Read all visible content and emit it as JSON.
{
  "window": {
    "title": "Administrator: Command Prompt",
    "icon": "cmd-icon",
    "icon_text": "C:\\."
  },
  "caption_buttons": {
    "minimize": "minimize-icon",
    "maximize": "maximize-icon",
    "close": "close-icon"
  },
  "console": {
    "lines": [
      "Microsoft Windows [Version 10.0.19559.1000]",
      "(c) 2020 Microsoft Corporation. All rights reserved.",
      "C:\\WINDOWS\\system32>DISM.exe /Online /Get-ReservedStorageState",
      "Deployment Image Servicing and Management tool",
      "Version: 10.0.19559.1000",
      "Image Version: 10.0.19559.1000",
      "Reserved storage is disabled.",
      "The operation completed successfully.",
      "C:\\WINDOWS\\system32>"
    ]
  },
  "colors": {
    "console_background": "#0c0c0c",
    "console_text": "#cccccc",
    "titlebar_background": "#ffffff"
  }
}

------

YOUR INSTRUCTIONS: Give back each line above precisely as it stands.

RESPONSE:
Read all visible content and emit it as JSON.
{
  "window": {
    "title": "Administrator: Command Prompt",
    "icon": "cmd-icon",
    "icon_text": "C:\\."
  },
  "caption_buttons": {
    "minimize": "minimize-icon",
    "maximize": "maximize-icon",
    "close": "close-icon"
  },
  "console": {
    "lines": [
      "Microsoft Windows [Version 10.0.19559.1000]",
      "(c) 2020 Microsoft Corporation. All rights reserved.",
      "C:\\WINDOWS\\system32>DISM.exe /Online /Get-ReservedStorageState",
      "Deployment Image Servicing and Management tool",
      "Version: 10.0.19559.1000",
      "Image Version: 10.0.19559.1000",
      "Reserved storage is disabled.",
      "The operation completed successfully.",
      "C:\\WINDOWS\\system32>"
    ]
  },
  "colors": {
    "console_background": "#0c0c0c",
    "console_text": "#cccccc",
    "titlebar_background": "#ffffff"
  }
}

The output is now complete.